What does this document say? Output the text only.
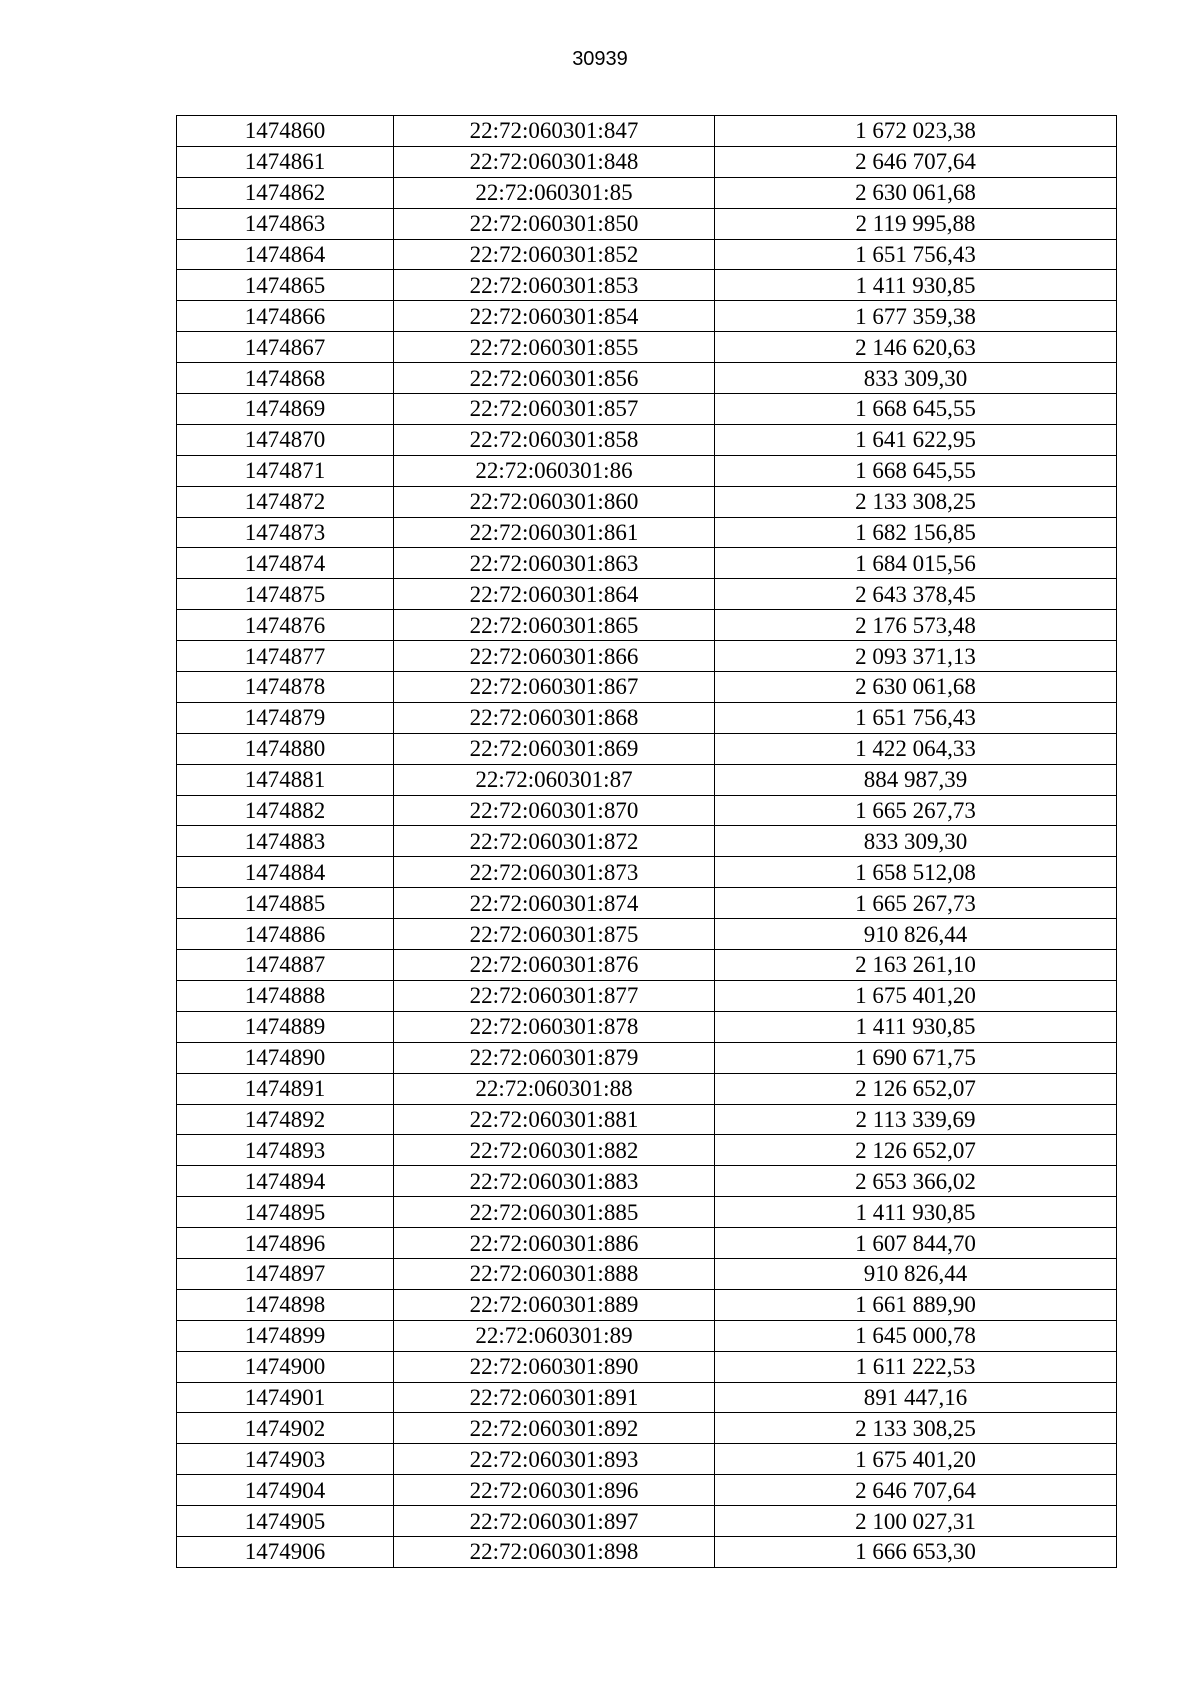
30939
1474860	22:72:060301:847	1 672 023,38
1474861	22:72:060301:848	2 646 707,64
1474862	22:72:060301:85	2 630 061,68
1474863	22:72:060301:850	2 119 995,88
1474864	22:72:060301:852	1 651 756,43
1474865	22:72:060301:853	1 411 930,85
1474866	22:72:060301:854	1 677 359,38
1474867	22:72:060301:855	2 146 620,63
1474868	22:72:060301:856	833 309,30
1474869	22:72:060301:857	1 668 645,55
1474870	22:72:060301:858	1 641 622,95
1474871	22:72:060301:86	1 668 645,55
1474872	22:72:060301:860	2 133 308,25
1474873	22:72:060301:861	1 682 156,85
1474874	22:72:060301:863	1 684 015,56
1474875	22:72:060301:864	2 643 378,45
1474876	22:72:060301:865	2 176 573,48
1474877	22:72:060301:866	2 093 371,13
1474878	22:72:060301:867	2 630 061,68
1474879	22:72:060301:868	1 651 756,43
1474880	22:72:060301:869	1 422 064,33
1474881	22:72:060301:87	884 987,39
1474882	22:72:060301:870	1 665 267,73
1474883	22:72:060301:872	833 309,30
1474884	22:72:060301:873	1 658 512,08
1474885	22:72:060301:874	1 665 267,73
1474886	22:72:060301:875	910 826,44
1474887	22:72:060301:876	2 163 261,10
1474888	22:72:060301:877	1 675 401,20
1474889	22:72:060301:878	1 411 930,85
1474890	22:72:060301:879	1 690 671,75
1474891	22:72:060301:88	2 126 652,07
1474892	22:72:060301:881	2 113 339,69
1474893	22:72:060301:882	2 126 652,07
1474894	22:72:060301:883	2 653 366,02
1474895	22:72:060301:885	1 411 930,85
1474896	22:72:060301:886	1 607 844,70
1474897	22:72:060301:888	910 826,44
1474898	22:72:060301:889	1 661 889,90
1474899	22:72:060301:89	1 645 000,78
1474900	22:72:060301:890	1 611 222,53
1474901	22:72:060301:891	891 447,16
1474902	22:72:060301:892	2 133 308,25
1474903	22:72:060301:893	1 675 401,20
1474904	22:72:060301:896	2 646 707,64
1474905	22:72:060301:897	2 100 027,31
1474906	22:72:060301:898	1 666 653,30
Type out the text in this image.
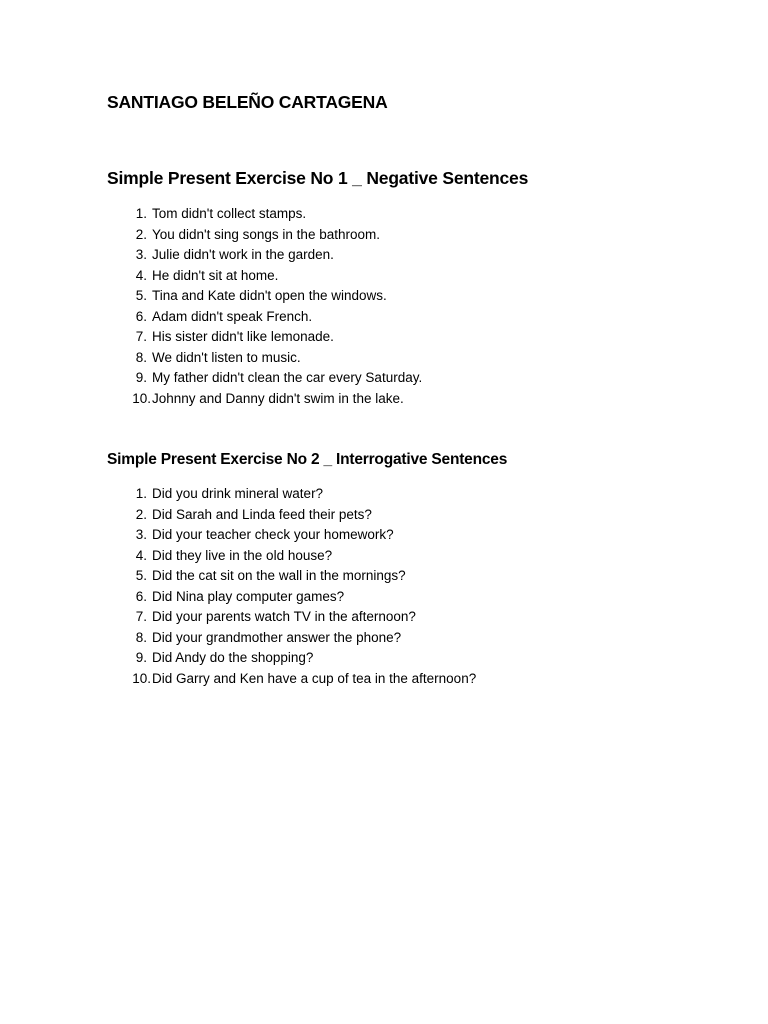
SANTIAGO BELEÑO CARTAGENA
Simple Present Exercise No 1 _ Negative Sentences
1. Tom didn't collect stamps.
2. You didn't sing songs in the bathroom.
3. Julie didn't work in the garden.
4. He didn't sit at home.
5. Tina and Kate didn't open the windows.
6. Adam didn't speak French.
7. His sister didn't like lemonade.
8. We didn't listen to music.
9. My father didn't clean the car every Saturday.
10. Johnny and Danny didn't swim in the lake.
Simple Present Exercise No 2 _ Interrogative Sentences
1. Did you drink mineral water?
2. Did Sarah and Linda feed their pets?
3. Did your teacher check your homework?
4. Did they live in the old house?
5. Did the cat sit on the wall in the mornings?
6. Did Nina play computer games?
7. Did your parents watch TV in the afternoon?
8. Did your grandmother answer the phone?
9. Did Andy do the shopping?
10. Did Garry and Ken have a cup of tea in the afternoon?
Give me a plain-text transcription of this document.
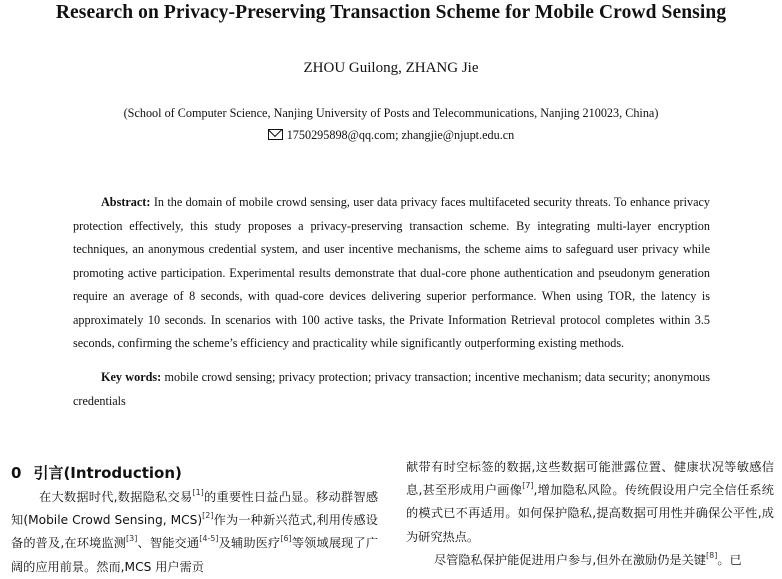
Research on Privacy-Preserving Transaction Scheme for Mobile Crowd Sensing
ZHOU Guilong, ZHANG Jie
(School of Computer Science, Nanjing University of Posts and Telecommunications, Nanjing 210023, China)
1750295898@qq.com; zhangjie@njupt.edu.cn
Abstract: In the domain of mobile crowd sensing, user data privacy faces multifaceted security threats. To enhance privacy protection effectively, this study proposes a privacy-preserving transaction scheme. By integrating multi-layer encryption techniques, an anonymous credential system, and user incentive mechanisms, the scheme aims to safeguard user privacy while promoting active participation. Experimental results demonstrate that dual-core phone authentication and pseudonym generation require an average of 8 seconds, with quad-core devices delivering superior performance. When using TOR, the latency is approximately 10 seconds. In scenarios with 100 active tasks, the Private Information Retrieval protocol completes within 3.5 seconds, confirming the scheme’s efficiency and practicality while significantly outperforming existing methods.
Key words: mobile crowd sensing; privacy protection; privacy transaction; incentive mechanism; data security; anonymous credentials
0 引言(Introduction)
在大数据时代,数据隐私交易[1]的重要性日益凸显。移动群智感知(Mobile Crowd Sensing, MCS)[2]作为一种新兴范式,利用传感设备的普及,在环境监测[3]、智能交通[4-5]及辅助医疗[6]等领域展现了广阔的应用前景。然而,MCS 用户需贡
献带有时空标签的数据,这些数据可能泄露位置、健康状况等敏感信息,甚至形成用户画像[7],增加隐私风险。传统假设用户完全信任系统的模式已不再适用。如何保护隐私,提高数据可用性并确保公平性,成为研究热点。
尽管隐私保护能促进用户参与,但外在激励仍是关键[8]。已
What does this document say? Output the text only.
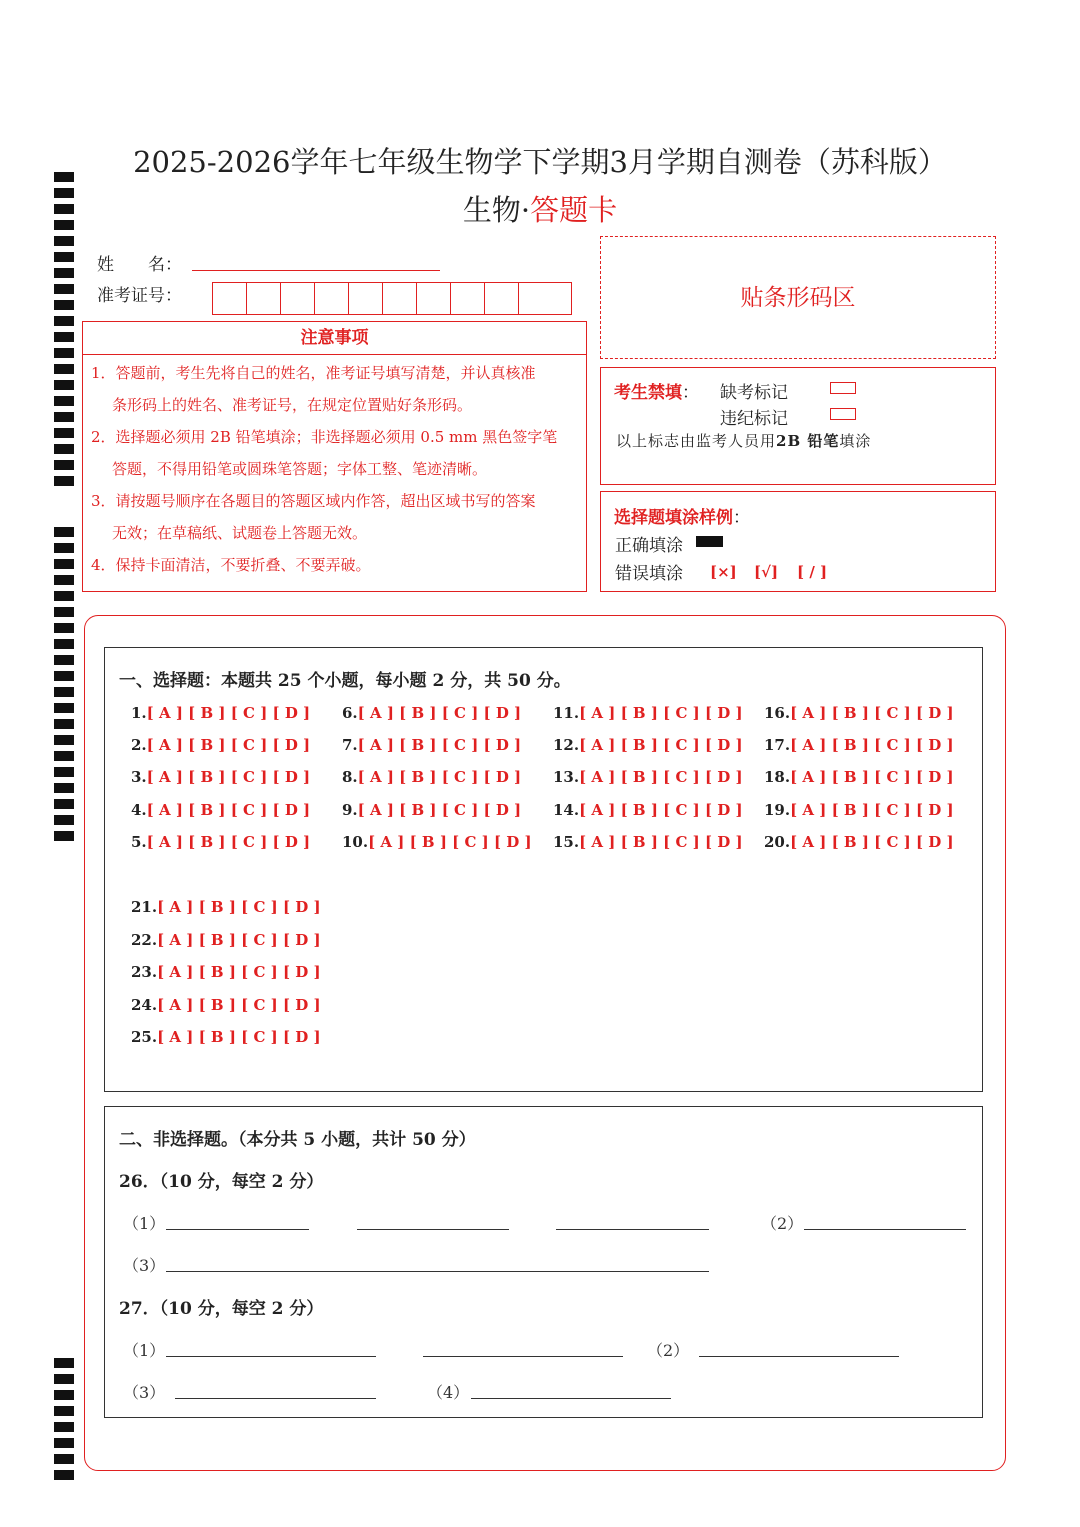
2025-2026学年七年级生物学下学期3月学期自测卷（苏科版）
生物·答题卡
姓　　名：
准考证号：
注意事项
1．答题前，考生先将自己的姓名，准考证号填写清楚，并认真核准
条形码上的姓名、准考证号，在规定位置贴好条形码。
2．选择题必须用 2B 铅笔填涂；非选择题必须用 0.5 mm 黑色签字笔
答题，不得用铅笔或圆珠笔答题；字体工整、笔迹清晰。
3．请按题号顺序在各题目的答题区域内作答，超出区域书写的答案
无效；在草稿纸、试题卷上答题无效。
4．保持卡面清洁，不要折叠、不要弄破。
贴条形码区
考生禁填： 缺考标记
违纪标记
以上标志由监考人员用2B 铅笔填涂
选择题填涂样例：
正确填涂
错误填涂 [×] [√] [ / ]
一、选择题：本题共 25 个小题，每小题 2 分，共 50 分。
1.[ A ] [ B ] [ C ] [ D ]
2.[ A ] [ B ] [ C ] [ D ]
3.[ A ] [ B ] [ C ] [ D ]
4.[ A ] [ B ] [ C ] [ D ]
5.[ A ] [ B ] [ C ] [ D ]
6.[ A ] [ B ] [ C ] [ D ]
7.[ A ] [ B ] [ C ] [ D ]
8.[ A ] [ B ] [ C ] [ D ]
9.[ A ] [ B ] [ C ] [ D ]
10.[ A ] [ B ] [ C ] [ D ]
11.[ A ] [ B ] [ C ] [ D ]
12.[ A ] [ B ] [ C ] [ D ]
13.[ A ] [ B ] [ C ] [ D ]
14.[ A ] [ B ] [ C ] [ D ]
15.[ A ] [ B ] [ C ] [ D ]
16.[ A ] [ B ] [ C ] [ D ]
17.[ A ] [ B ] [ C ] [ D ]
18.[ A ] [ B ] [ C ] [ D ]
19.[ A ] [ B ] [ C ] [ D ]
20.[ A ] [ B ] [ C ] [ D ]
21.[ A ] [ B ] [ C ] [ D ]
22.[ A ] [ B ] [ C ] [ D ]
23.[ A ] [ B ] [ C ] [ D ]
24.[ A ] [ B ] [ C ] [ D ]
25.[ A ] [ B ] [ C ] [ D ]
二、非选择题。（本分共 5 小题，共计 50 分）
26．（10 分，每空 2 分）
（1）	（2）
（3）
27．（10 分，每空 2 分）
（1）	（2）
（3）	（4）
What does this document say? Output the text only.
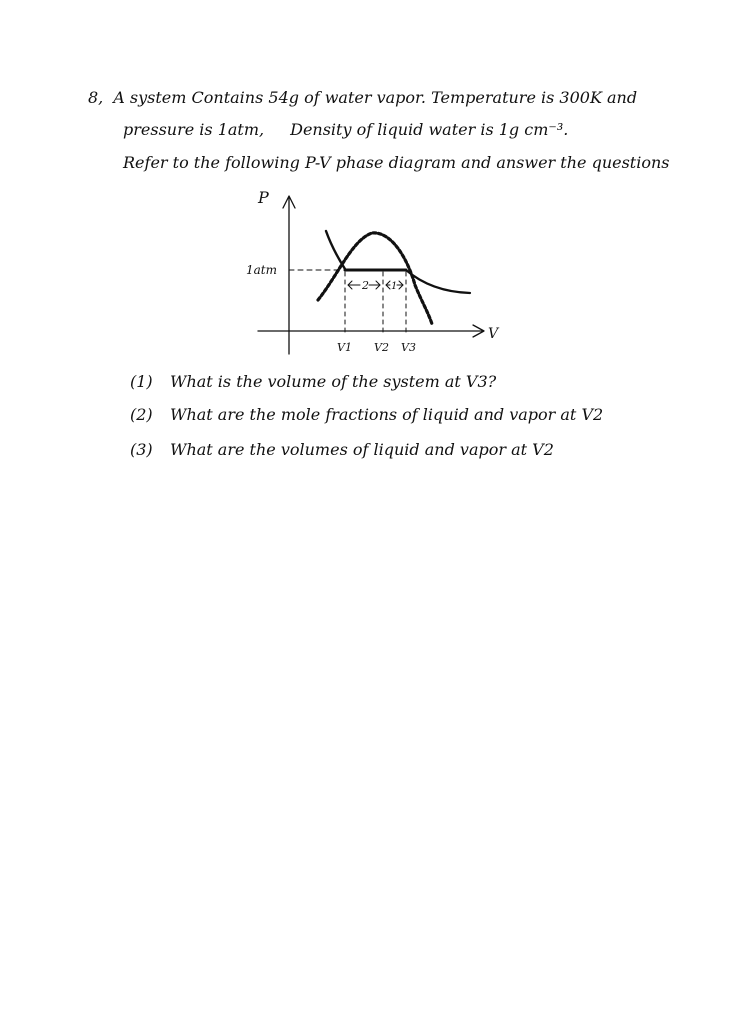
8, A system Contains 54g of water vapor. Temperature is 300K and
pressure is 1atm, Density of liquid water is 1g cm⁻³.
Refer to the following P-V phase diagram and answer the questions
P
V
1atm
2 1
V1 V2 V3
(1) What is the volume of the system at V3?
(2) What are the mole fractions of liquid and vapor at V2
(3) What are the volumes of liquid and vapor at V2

☆ ☆ ☆ ☆

— Short task —
Where does the word "data" appear in the listing? List each line that holds it.

— Response below —
Abstract: In the domain of mobile crowd sensing, user data privacy faces multifaceted security threats. To enhance privacy protection effectively, this study proposes a privacy-preserving transaction scheme. By integrating multi-layer encryption techniques, an anonymous credential system, and user incentive mechanisms, the scheme aims to safeguard user privacy while promoting active participation. Experimental results demonstrate that dual-core phone authentication and pseudonym generation require an average of 8 seconds, with quad-core devices delivering superior performance. When using TOR, the latency is approximately 10 seconds. In scenarios with 100 active tasks, the Private Information Retrieval protocol completes within 3.5 seconds, confirming the scheme’s efficiency and practicality while significantly outperforming existing methods.
Key words: mobile crowd sensing; privacy protection; privacy transaction; incentive mechanism; data security; anonymous credentials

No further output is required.